··· Records provided
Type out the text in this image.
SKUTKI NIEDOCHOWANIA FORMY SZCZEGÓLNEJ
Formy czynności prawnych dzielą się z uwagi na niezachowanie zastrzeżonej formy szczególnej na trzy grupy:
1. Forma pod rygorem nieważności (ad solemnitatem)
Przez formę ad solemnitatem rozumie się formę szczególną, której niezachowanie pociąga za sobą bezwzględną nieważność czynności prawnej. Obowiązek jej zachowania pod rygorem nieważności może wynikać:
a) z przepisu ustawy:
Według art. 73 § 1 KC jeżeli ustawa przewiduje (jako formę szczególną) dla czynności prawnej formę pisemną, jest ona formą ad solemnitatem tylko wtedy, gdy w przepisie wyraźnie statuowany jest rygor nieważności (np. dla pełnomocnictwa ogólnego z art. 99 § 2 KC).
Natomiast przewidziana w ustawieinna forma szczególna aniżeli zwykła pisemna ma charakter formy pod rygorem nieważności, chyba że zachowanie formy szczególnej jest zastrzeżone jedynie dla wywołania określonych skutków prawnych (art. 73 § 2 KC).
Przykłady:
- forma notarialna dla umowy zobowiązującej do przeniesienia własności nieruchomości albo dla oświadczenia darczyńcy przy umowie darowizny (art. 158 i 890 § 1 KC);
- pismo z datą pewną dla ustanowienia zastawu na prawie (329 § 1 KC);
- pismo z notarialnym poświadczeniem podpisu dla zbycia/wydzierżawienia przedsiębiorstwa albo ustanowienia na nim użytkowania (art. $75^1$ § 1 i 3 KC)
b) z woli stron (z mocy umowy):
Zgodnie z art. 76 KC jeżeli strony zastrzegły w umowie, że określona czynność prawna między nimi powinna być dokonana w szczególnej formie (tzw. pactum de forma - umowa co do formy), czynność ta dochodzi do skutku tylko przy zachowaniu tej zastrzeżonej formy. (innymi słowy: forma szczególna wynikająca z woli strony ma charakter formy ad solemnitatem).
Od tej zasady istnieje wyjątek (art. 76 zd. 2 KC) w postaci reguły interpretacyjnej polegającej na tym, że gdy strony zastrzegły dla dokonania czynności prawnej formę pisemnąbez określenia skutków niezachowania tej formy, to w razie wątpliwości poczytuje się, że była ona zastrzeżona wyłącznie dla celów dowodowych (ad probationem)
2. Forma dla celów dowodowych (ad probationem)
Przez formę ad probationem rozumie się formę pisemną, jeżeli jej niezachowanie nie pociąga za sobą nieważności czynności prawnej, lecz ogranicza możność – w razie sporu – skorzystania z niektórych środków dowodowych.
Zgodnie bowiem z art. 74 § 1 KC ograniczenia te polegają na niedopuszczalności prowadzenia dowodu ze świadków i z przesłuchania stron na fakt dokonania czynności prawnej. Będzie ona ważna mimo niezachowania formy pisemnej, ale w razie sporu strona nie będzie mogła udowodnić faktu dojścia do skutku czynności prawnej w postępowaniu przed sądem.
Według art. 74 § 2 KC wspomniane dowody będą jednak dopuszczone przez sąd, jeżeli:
······
Goal of the exercise:
Reproduce the records word for word.

Response:
Type out the text in this image.
SKUTKI NIEDOCHOWANIA FORMY SZCZEGÓLNEJ
Formy czynności prawnych dzielą się z uwagi na niezachowanie zastrzeżonej formy szczególnej na trzy grupy:
1. Forma pod rygorem nieważności (ad solemnitatem)
Przez formę ad solemnitatem rozumie się formę szczególną, której niezachowanie pociąga za sobą bezwzględną nieważność czynności prawnej. Obowiązek jej zachowania pod rygorem nieważności może wynikać:
a) z przepisu ustawy:
Według art. 73 § 1 KC jeżeli ustawa przewiduje (jako formę szczególną) dla czynności prawnej formę pisemną, jest ona formą ad solemnitatem tylko wtedy, gdy w przepisie wyraźnie statuowany jest rygor nieważności (np. dla pełnomocnictwa ogólnego z art. 99 § 2 KC).
Natomiast przewidziana w ustawieinna forma szczególna aniżeli zwykła pisemna ma charakter formy pod rygorem nieważności, chyba że zachowanie formy szczególnej jest zastrzeżone jedynie dla wywołania określonych skutków prawnych (art. 73 § 2 KC).
Przykłady:
- forma notarialna dla umowy zobowiązującej do przeniesienia własności nieruchomości albo dla oświadczenia darczyńcy przy umowie darowizny (art. 158 i 890 § 1 KC);
- pismo z datą pewną dla ustanowienia zastawu na prawie (329 § 1 KC);
- pismo z notarialnym poświadczeniem podpisu dla zbycia/wydzierżawienia przedsiębiorstwa albo ustanowienia na nim użytkowania (art. $75^1$ § 1 i 3 KC)
b) z woli stron (z mocy umowy):
Zgodnie z art. 76 KC jeżeli strony zastrzegły w umowie, że określona czynność prawna między nimi powinna być dokonana w szczególnej formie (tzw. pactum de forma - umowa co do formy), czynność ta dochodzi do skutku tylko przy zachowaniu tej zastrzeżonej formy. (innymi słowy: forma szczególna wynikająca z woli strony ma charakter formy ad solemnitatem).
Od tej zasady istnieje wyjątek (art. 76 zd. 2 KC) w postaci reguły interpretacyjnej polegającej na tym, że gdy strony zastrzegły dla dokonania czynności prawnej formę pisemnąbez określenia skutków niezachowania tej formy, to w razie wątpliwości poczytuje się, że była ona zastrzeżona wyłącznie dla celów dowodowych (ad probationem)
2. Forma dla celów dowodowych (ad probationem)
Przez formę ad probationem rozumie się formę pisemną, jeżeli jej niezachowanie nie pociąga za sobą nieważności czynności prawnej, lecz ogranicza możność – w razie sporu – skorzystania z niektórych środków dowodowych.
Zgodnie bowiem z art. 74 § 1 KC ograniczenia te polegają na niedopuszczalności prowadzenia dowodu ze świadków i z przesłuchania stron na fakt dokonania czynności prawnej. Będzie ona ważna mimo niezachowania formy pisemnej, ale w razie sporu strona nie będzie mogła udowodnić faktu dojścia do skutku czynności prawnej w postępowaniu przed sądem.
Według art. 74 § 2 KC wspomniane dowody będą jednak dopuszczone przez sąd, jeżeli:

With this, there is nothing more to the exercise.